(Collected data)
◆ ◆ ◆

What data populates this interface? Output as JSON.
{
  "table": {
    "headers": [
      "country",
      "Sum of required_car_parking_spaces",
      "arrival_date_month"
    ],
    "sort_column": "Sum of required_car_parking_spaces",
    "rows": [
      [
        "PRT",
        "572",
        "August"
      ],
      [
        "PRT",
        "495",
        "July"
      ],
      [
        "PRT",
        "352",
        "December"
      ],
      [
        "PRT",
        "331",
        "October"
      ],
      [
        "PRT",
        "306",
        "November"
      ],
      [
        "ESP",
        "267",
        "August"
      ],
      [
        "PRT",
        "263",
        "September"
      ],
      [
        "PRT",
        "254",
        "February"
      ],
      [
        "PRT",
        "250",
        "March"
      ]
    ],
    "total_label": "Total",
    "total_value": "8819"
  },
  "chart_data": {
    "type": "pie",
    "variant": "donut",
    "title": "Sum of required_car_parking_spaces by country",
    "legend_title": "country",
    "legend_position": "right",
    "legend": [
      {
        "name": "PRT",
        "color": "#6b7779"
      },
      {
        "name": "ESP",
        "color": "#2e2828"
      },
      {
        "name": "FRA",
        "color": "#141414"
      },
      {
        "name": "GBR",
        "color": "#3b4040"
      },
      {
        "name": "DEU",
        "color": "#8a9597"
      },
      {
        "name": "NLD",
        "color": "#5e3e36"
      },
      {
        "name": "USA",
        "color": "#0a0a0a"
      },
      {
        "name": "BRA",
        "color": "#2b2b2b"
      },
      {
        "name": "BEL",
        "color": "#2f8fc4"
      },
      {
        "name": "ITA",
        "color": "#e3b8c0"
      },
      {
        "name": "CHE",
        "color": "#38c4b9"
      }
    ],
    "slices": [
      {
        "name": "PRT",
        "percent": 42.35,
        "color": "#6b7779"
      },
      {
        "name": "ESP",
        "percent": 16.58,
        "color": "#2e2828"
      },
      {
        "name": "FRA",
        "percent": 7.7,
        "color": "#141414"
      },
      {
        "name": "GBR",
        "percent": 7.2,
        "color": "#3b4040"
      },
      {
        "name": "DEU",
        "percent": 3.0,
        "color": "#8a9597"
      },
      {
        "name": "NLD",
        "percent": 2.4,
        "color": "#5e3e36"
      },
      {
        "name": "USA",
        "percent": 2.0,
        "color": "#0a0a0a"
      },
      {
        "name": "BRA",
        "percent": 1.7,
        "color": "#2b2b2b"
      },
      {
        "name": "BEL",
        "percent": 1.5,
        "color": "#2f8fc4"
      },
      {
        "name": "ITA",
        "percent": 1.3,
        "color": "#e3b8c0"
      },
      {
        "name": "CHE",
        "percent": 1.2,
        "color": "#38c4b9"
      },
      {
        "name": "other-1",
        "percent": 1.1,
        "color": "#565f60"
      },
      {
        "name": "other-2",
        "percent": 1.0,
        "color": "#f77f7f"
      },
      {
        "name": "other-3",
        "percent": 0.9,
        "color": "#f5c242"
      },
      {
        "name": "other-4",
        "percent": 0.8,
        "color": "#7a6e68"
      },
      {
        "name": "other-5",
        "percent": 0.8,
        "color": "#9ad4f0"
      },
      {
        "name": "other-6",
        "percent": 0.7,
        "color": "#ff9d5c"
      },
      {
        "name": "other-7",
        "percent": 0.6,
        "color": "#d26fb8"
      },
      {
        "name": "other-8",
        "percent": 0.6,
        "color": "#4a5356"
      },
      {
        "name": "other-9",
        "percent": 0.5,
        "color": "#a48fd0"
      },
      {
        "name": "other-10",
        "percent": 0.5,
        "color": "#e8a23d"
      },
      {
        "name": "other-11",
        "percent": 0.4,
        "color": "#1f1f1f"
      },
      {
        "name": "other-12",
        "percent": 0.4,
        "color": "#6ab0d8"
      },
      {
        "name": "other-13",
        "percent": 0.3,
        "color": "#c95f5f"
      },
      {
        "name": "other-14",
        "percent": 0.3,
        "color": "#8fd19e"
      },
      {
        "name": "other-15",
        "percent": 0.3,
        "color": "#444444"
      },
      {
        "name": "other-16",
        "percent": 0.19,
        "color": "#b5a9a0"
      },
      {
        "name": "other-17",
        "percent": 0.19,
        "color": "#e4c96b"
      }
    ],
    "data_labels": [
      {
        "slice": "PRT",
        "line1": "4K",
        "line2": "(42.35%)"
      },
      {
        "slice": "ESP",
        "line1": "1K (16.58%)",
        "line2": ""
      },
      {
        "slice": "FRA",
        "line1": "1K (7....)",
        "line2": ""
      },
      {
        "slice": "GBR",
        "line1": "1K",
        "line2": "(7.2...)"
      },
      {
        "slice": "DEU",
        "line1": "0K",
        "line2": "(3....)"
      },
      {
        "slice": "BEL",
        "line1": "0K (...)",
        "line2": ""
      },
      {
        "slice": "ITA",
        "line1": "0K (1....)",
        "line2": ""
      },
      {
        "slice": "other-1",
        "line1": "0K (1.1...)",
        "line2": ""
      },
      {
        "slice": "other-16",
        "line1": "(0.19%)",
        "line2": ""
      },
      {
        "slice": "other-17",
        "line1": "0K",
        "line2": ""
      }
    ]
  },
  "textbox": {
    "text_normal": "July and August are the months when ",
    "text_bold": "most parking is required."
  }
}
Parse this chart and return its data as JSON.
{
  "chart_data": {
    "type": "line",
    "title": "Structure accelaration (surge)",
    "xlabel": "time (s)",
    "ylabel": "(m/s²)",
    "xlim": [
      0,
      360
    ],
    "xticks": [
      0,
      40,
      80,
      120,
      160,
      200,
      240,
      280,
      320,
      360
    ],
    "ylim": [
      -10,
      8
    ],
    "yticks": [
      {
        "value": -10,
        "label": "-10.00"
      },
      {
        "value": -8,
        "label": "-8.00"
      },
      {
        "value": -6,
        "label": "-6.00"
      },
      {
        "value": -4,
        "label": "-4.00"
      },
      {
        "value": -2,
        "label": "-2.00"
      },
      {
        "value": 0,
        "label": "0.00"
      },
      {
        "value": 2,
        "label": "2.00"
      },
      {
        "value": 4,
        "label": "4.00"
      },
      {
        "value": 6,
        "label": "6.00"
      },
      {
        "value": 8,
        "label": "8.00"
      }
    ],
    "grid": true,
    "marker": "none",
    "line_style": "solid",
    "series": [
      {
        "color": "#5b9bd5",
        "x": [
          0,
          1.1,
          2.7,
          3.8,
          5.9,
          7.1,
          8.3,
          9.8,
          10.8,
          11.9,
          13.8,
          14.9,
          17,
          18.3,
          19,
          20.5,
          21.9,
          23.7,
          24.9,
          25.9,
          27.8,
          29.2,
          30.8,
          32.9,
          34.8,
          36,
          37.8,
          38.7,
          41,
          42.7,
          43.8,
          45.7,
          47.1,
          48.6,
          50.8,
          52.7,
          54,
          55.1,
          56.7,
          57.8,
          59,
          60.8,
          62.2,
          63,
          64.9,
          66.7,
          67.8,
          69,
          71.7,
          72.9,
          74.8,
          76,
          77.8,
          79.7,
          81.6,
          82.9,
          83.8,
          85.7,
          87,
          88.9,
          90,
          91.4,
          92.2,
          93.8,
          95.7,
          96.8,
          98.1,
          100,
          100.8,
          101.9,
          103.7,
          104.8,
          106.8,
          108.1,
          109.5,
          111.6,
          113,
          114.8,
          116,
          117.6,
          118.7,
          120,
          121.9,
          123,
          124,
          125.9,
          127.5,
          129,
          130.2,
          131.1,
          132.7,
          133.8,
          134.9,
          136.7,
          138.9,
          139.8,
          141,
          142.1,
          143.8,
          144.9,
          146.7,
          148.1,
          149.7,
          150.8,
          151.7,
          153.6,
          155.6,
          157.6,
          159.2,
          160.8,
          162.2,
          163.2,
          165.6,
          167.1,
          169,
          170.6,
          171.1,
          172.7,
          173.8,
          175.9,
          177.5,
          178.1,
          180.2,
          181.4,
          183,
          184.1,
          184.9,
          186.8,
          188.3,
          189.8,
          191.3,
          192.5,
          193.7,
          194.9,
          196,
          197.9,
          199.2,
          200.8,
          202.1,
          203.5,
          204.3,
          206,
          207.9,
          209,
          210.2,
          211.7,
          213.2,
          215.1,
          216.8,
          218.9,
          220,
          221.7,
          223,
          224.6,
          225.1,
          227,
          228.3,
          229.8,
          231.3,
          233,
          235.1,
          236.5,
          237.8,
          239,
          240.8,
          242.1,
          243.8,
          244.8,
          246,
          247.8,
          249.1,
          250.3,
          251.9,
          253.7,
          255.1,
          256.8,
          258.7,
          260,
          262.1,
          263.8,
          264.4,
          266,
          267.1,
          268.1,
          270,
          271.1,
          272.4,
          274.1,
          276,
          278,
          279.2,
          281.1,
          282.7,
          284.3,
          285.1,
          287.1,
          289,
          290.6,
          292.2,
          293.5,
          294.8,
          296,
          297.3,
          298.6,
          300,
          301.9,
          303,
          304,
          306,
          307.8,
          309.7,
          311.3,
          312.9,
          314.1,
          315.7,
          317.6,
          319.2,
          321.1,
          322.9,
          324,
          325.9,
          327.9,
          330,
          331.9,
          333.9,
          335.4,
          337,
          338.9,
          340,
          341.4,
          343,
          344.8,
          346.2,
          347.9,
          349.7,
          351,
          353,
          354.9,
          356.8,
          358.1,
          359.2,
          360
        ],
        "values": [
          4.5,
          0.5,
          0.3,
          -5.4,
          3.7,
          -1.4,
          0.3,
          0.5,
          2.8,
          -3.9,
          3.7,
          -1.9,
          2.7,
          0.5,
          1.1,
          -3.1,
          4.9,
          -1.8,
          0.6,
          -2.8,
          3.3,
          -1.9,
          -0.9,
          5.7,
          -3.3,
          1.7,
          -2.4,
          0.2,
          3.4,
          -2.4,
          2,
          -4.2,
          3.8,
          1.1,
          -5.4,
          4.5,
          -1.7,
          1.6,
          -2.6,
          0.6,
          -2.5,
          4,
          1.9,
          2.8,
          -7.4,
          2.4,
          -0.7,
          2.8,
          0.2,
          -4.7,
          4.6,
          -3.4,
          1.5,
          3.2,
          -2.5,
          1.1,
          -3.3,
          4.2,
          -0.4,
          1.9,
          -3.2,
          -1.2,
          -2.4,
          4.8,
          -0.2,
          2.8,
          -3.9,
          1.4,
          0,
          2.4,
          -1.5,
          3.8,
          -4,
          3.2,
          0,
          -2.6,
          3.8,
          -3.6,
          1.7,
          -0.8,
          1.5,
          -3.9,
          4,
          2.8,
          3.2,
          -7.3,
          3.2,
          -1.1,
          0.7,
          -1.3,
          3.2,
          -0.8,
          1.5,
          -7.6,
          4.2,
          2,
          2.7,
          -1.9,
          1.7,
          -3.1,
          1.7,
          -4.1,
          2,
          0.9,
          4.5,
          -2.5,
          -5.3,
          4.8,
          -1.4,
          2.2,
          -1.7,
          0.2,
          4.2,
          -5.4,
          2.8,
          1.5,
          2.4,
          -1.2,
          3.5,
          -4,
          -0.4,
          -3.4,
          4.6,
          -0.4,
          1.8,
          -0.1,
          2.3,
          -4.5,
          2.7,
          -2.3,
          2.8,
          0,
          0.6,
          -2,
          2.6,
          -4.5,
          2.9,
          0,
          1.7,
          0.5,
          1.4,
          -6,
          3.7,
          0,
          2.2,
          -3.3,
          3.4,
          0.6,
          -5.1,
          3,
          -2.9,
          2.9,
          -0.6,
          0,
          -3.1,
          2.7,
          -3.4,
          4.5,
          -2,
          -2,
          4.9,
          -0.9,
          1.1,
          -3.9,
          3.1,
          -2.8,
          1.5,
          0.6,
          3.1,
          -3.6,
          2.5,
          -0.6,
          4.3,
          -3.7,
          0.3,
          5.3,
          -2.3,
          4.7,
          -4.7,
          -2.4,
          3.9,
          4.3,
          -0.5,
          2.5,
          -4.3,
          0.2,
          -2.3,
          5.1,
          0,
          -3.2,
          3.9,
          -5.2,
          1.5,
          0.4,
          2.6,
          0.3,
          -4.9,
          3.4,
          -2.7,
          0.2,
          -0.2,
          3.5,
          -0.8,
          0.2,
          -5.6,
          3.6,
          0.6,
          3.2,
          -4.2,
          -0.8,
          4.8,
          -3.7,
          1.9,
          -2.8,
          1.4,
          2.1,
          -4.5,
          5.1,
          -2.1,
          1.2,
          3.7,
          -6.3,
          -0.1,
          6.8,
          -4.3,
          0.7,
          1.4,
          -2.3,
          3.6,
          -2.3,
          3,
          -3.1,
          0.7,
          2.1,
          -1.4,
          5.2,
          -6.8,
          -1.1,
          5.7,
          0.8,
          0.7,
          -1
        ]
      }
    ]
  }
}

◆ ◆ ◆

Work to complete: From the listing above, collect every line that mentions the word "JSON".

Reply to the exercise:
What data populates this interface? Output as JSON.
Parse this chart and return its data as JSON.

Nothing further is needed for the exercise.